▸ THE INPUT:
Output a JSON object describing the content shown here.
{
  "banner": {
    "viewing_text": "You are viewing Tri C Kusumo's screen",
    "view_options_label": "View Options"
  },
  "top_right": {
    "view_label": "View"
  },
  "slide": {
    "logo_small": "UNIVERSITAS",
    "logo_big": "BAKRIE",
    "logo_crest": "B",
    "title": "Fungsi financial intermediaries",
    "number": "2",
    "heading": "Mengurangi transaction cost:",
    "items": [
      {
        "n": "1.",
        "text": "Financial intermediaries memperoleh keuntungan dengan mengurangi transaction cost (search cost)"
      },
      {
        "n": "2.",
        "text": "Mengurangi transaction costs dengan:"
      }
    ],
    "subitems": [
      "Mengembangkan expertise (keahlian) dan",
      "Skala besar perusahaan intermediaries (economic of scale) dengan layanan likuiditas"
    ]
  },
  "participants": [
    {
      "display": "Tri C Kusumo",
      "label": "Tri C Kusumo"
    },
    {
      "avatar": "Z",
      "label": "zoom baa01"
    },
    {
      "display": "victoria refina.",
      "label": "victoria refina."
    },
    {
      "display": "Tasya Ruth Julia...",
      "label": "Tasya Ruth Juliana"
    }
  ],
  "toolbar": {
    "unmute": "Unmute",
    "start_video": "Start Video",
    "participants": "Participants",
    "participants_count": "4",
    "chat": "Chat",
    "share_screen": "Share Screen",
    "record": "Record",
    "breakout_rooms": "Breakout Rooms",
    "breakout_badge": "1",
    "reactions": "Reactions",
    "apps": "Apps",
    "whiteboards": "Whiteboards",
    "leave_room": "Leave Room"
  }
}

▸ PROBLEM DETAILS: Copy each line of the entries that includes the word "Kusumo".

▸ ANSWER TO THIS EXERCISE:
    "viewing_text": "You are viewing Tri C Kusumo's screen",
      "display": "Tri C Kusumo",
      "label": "Tri C Kusumo"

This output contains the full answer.